# start of Provided records

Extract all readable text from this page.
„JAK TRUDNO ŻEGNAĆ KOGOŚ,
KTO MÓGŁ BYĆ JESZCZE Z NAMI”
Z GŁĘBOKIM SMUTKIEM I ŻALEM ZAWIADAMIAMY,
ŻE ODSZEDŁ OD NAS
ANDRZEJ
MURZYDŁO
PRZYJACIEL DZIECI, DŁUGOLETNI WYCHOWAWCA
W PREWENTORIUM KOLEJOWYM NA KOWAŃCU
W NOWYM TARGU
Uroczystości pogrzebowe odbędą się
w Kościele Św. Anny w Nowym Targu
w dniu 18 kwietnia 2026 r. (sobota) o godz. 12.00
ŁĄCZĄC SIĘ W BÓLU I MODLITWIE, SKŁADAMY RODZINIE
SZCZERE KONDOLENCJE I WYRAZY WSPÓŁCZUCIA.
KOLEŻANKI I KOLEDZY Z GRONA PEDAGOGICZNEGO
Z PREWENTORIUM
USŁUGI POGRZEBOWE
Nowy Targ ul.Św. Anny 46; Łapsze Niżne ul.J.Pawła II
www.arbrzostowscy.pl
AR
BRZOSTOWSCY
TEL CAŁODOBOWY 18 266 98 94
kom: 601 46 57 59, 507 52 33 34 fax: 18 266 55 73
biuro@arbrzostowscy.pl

# end of Provided records
# start of Provided records

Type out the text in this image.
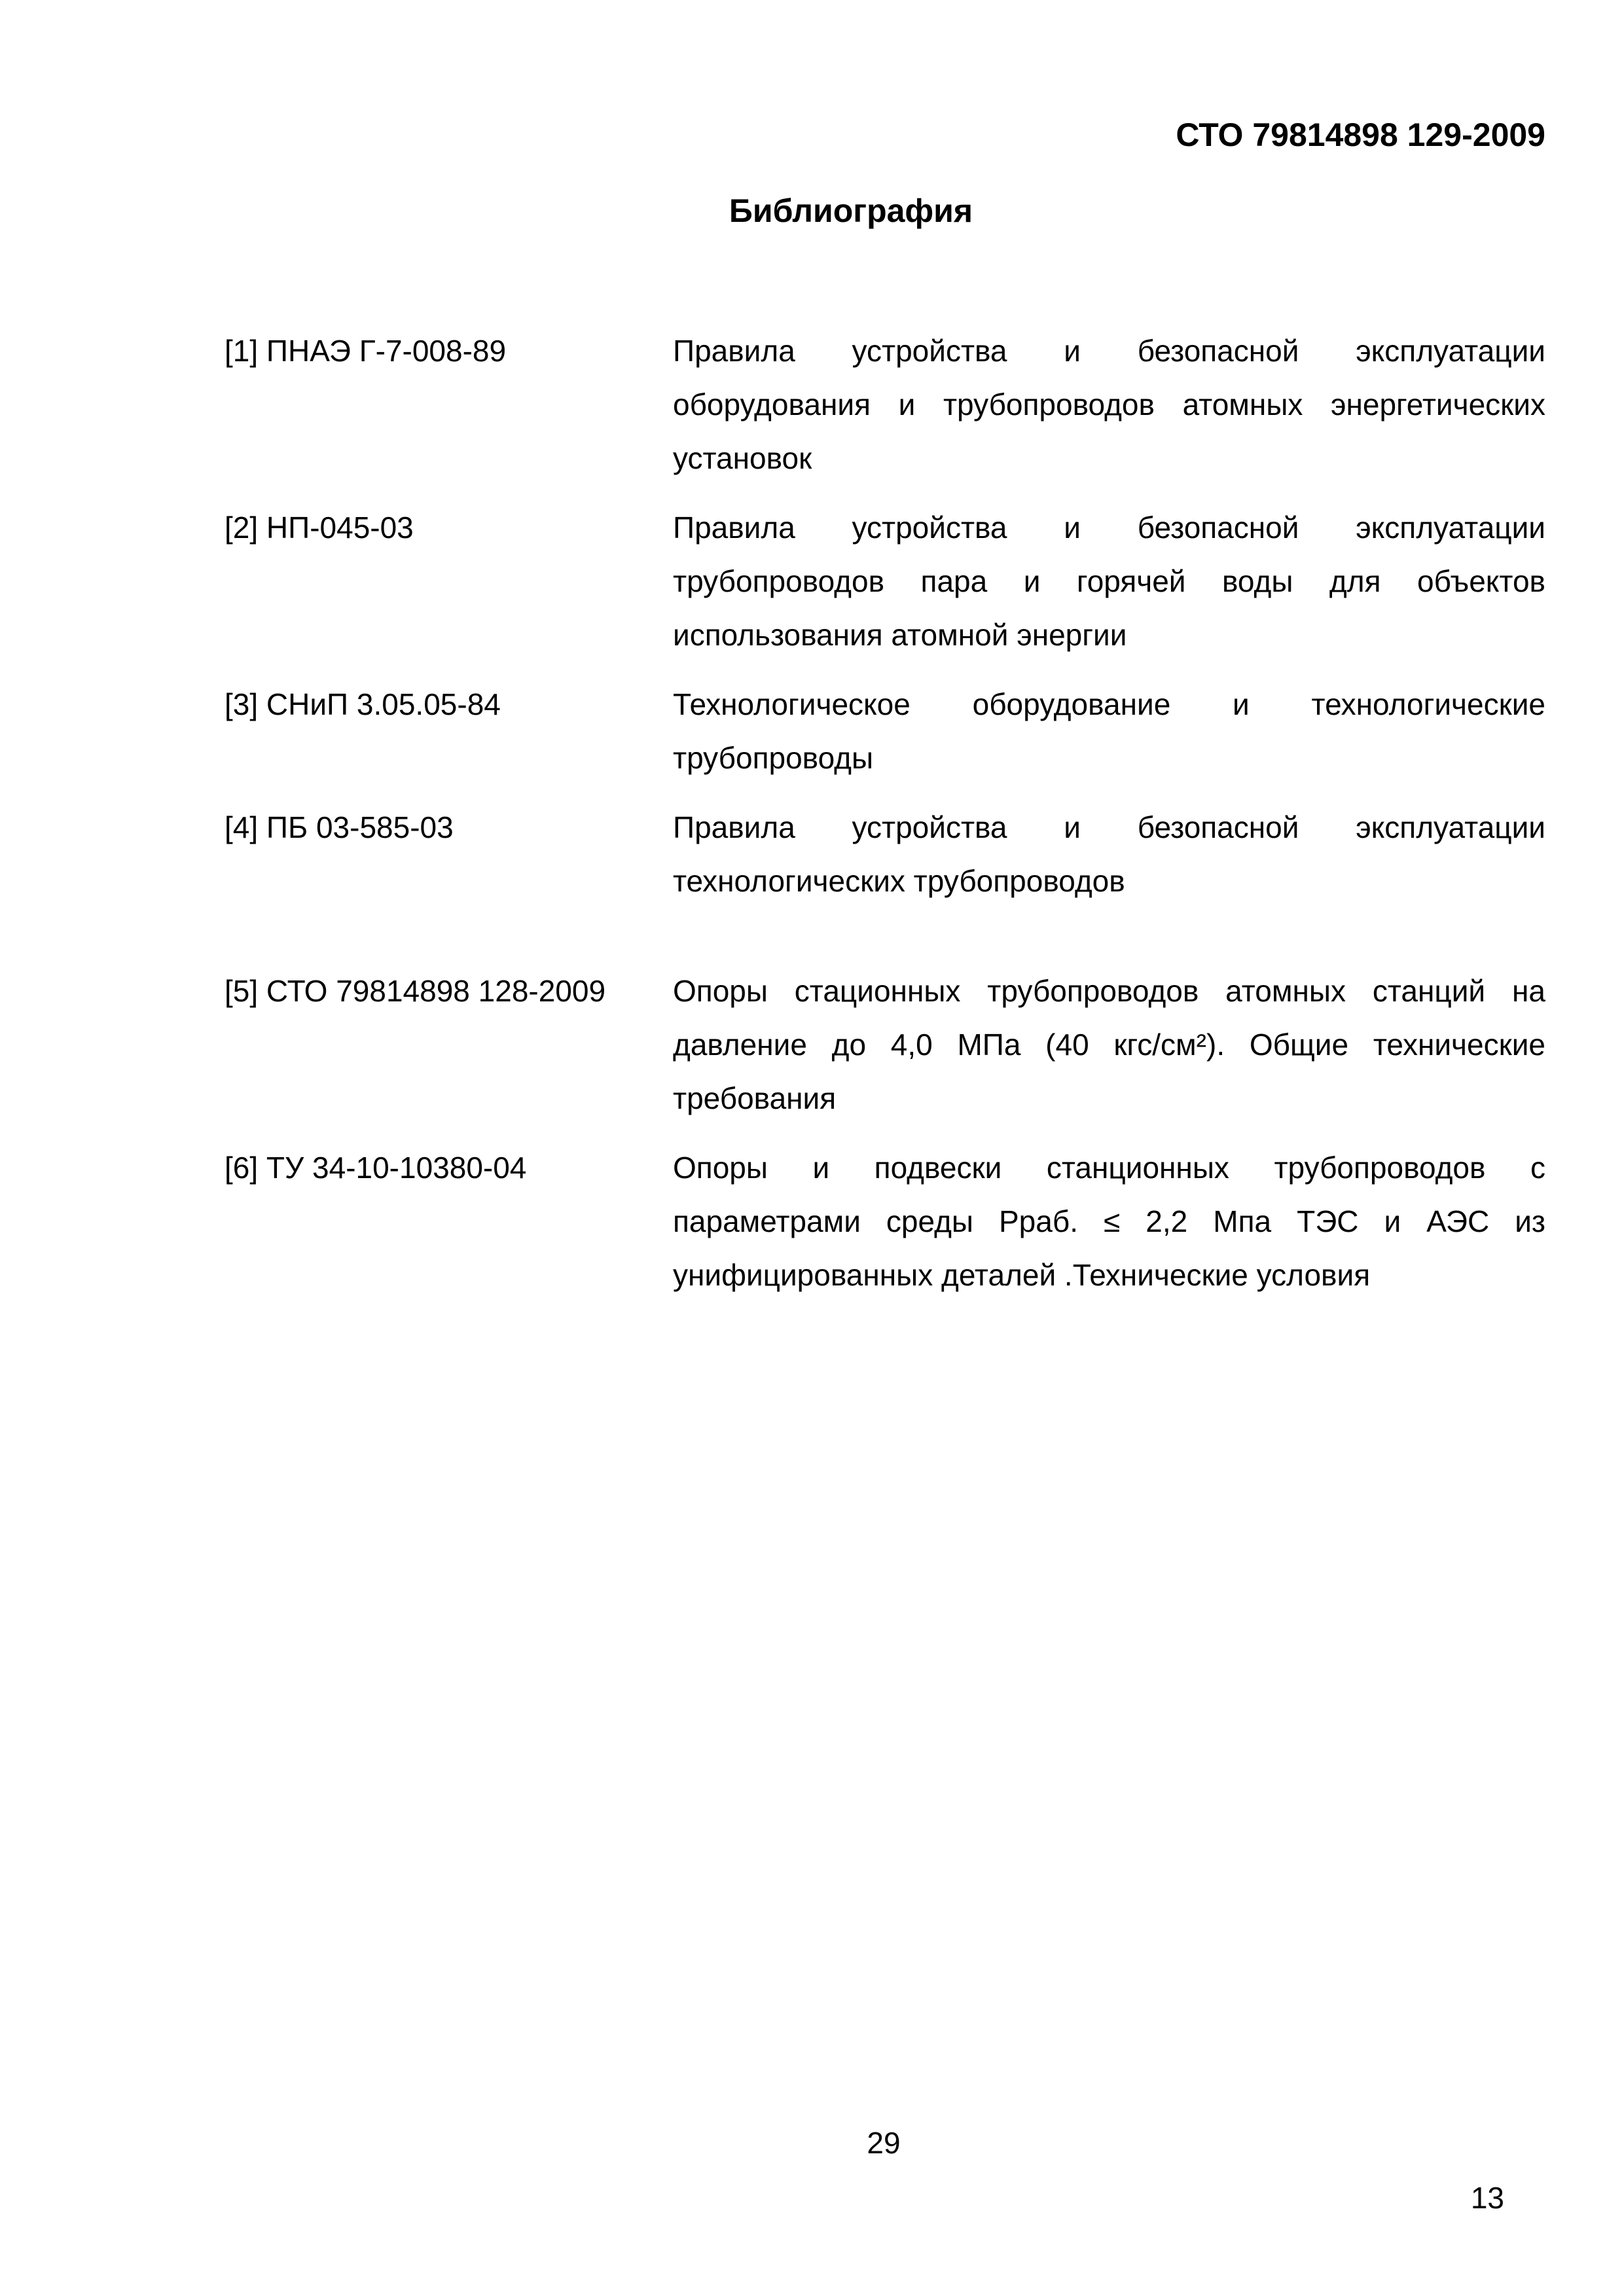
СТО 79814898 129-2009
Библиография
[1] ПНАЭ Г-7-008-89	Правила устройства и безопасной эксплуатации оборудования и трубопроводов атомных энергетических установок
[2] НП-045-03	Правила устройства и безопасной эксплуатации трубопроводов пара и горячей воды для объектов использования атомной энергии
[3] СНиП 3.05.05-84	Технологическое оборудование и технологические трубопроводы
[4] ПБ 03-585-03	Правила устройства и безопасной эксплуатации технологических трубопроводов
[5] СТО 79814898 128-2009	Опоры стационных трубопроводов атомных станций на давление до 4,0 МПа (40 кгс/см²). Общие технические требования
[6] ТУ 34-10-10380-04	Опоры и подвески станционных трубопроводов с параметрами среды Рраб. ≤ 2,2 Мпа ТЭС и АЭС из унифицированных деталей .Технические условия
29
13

# end of Provided records

▶ _Short problem_: Gather each line in the data that holds the string "text".

▶ _Written reply_:
Extract all readable text from this page.
Type out the text in this image.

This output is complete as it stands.